#### Given problem
Set down each record below precisely, skipping the pictures.

#### Data for processing

-=-=-

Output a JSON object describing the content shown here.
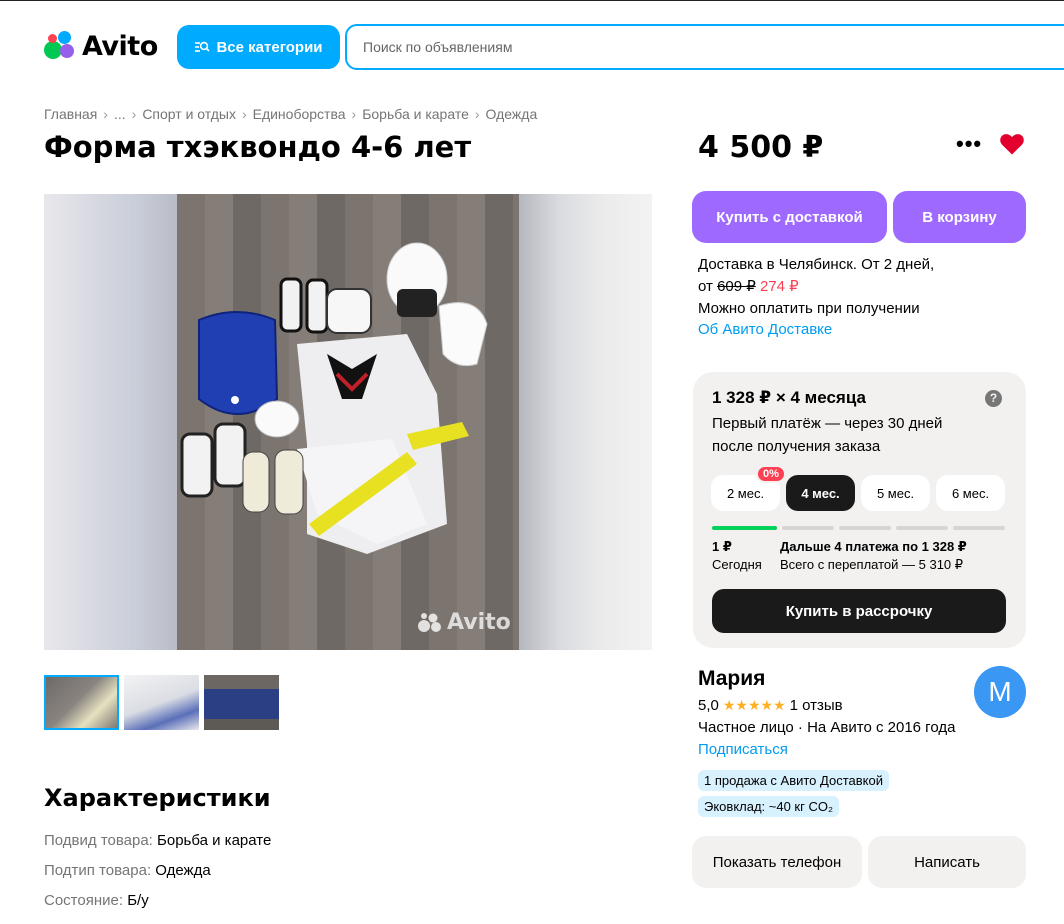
{
  "header": {
    "logo_text": "Avito",
    "categories_button": "Все категории",
    "search_placeholder": "Поиск по объявлениям"
  },
  "breadcrumbs": [
    "Главная",
    "...",
    "Спорт и отдых",
    "Единоборства",
    "Борьба и карате",
    "Одежда"
  ],
  "listing": {
    "title": "Форма тхэквондо 4-6 лет",
    "price": "4 500 ₽",
    "watermark": "Avito"
  },
  "characteristics": {
    "heading": "Характеристики",
    "items": [
      {
        "key": "Подвид товара:",
        "value": "Борьба и карате"
      },
      {
        "key": "Подтип товара:",
        "value": "Одежда"
      },
      {
        "key": "Состояние:",
        "value": "Б/у"
      }
    ]
  },
  "actions": {
    "buy_delivery": "Купить с доставкой",
    "to_cart": "В корзину",
    "more": "•••"
  },
  "delivery": {
    "line1": "Доставка в Челябинск. От 2 дней,",
    "from": "от",
    "old_price": "609 ₽",
    "new_price": "274 ₽",
    "pay_on_receipt": "Можно оплатить при получении",
    "about_link": "Об Авито Доставке"
  },
  "installment": {
    "lead": "1 328 ₽ × 4 месяца",
    "help": "?",
    "first_payment_line1": "Первый платёж — через 30 дней",
    "first_payment_line2": "после получения заказа",
    "badge": "0%",
    "months": [
      "2 мес.",
      "4 мес.",
      "5 мес.",
      "6 мес."
    ],
    "selected_month_index": 1,
    "today_amount": "1 ₽",
    "today_label": "Сегодня",
    "next_payments": "Дальше 4 платежа по 1 328 ₽",
    "total": "Всего с переплатой — 5 310 ₽",
    "buy_button": "Купить в рассрочку"
  },
  "seller": {
    "name": "Мария",
    "avatar_letter": "М",
    "rating": "5,0",
    "stars": "★★★★★",
    "reviews": "1 отзыв",
    "type": "Частное лицо · На Авито с 2016 года",
    "subscribe": "Подписаться",
    "chip_sales": "1 продажа с Авито Доставкой",
    "chip_eco": "Эковклад: ~40 кг CO₂"
  },
  "contact": {
    "show_phone": "Показать телефон",
    "write": "Написать"
  },
  "colors": {
    "accent_blue": "#00aaff",
    "purple": "#9e69ff",
    "red": "#ff4053",
    "green": "#02d15c"
  }
}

-=-=-

#### Response for this exercise
Output a JSON object describing the content shown here.
{
  "header": {
    "logo_text": "Avito",
    "categories_button": "Все категории",
    "search_placeholder": "Поиск по объявлениям"
  },
  "breadcrumbs": [
    "Главная",
    "...",
    "Спорт и отдых",
    "Единоборства",
    "Борьба и карате",
    "Одежда"
  ],
  "listing": {
    "title": "Форма тхэквондо 4-6 лет",
    "price": "4 500 ₽",
    "watermark": "Avito"
  },
  "characteristics": {
    "heading": "Характеристики",
    "items": [
      {
        "key": "Подвид товара:",
        "value": "Борьба и карате"
      },
      {
        "key": "Подтип товара:",
        "value": "Одежда"
      },
      {
        "key": "Состояние:",
        "value": "Б/у"
      }
    ]
  },
  "actions": {
    "buy_delivery": "Купить с доставкой",
    "to_cart": "В корзину",
    "more": "•••"
  },
  "delivery": {
    "line1": "Доставка в Челябинск. От 2 дней,",
    "from": "от",
    "old_price": "609 ₽",
    "new_price": "274 ₽",
    "pay_on_receipt": "Можно оплатить при получении",
    "about_link": "Об Авито Доставке"
  },
  "installment": {
    "lead": "1 328 ₽ × 4 месяца",
    "help": "?",
    "first_payment_line1": "Первый платёж — через 30 дней",
    "first_payment_line2": "после получения заказа",
    "badge": "0%",
    "months": [
      "2 мес.",
      "4 мес.",
      "5 мес.",
      "6 мес."
    ],
    "selected_month_index": 1,
    "today_amount": "1 ₽",
    "today_label": "Сегодня",
    "next_payments": "Дальше 4 платежа по 1 328 ₽",
    "total": "Всего с переплатой — 5 310 ₽",
    "buy_button": "Купить в рассрочку"
  },
  "seller": {
    "name": "Мария",
    "avatar_letter": "М",
    "rating": "5,0",
    "stars": "★★★★★",
    "reviews": "1 отзыв",
    "type": "Частное лицо · На Авито с 2016 года",
    "subscribe": "Подписаться",
    "chip_sales": "1 продажа с Авито Доставкой",
    "chip_eco": "Эковклад: ~40 кг CO₂"
  },
  "contact": {
    "show_phone": "Показать телефон",
    "write": "Написать"
  },
  "colors": {
    "accent_blue": "#00aaff",
    "purple": "#9e69ff",
    "red": "#ff4053",
    "green": "#02d15c"
  }
}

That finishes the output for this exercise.